:: Excerpt ::
· · · · ·
My decision to become an ophthalmologist was the source of some of the most profound blessings in my life, and at the same time the source of the some of the most profound pain I have experienced in my life.
By way of explanation I would like to describe my experience with three patients I treated at various stages of the 21 years I spent working in the field of ophthalmology:
It’s Saturday night, just after 11pm. I’m reading in bed but I keep losing my place, and Jonathon Franzens’ The Corrections is too well written to be hypnogogically stumbled over. I reach over and turn out the bedside light, fluff my pillow, and settle down to drift off to sleep.
My mobile phone rings on the bedside table near my ear. I recognize the number immediately: “Hello X. It’s late, what’s up?”
“Hello Dr Leppard. I’m so sorry to bother you on Saturday night, but I’ve been in a fight. I can’t see out of my right eye. What should I do?”
“Oh, that doesn’t sound good. What hit you, how hard, and can you see anything at all?”
“He punched me pretty hard. It’s all black.”
“OK. Where are you, and who’s with you?”
“I’m in Kogarah. I’m by myself.
“OK. Call your mum straight away! Get her to pick you up, and I’ll meet you at the Hurstville office in 30 minutes. OK?”
“Yes doctor. Thank you so much . . .”
As I drive to the office that night I recall the day, five years earlier, that I had first met X. He had been on his hands and knees in the middle of the David Jones store in Hurstville, feeling around carefully for something with one hand, his nose just inches from the floor. I had been walking past on my way back to the office from lunch in the food court—chicken laksa. I don’t know what urged me to stop and ask X if he needed help that day, intuition I guess, or you might call it fate:
“I’m looking for my contact lens. It just popped out of my eye.”
“Keratoconus?” I ask.
X’s head swivels toward me, and he peers, unfocusedly, in my direction: “How did you know?”
“Educated guess. Let me help you.”
It doesn’t take me long to find the rigid gas permeable contact lens; I know what I’m looking for. As X puts the lens into his mouth to clean it, I hold back an objection—his oral bacterial flora are almost certainly less pathogenic than those lurking on the floor of David Jones'Hurstville store. After reinserting the lens and restoring at least a little vision, X stands and shakes my hand. I slip a business card into his shirt pocket.
“You should come and see me. Soon. I think I can help you . . .”
Over the next four years X underwent 6 operations on his eyes, including a corneal transplant to each eye performed 18 months apart. The follow-up visits after corneal grafts are frequent, weekly initially, and, beginning about a year after the procedure they include progressive removal of the microscopic sutures used to suture the graft into the circular opening left in the eye when the diseased corneal button has been removed. The progressive suture removal process attempts to minimize post-operative astigmatism.
· · · · ·
:: Supplied data ::

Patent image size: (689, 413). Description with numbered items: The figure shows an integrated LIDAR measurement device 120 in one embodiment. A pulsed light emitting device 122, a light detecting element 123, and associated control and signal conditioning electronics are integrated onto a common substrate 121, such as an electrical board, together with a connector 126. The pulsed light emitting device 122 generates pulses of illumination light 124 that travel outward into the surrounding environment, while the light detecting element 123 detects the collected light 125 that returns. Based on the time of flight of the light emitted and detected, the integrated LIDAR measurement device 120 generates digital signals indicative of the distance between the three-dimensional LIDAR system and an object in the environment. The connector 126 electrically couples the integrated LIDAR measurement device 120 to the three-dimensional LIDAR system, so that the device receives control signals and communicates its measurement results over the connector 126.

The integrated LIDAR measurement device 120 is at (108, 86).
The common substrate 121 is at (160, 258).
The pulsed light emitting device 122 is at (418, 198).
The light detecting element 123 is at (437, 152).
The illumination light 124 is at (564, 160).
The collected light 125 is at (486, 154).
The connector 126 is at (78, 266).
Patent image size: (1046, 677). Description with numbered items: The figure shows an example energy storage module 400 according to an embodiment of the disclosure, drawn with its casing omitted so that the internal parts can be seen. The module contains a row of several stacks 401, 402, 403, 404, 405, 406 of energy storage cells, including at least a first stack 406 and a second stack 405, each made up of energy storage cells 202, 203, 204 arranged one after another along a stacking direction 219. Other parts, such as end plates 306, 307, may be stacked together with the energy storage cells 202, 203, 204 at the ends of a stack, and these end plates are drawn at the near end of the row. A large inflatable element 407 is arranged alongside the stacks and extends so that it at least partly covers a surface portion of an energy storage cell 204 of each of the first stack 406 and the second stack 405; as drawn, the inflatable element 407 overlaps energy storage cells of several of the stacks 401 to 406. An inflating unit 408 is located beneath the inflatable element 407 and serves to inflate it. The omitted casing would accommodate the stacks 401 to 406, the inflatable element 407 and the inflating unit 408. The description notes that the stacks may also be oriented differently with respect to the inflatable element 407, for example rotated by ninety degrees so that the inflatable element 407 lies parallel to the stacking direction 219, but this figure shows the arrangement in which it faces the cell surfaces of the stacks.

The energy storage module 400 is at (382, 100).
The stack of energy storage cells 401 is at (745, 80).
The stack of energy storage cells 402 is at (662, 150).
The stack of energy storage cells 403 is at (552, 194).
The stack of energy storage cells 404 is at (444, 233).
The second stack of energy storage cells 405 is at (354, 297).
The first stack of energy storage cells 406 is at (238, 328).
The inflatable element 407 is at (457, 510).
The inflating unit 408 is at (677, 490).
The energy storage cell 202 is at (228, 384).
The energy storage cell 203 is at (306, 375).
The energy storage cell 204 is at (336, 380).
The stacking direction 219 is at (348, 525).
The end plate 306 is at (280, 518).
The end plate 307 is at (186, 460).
· · · · ·
:: Questions on the material ::
[a] Translate this sentence from the ophthalmology essay into Spanish: "It doesn’t take me long to find the rigid gas permeable contact lens; I know what I’m looking for."
[b] Answer these questions from the ophthalmology essay:
(i) How many years did the narrator spend working in ophthalmology?
(ii) Where does the narrator arrange to meet X on Saturday night?
(iii) How many operations did X undergo over the next four years?
Work from the text alone and set the data aside.

:: Solutions per task ::
[a] No me lleva mucho tiempo encontrar la lente de contacto rígida permeable a los gases; sé lo que estoy buscando.

[b]
(i) 21 years
(ii) At the Hurstville office
(iii) 6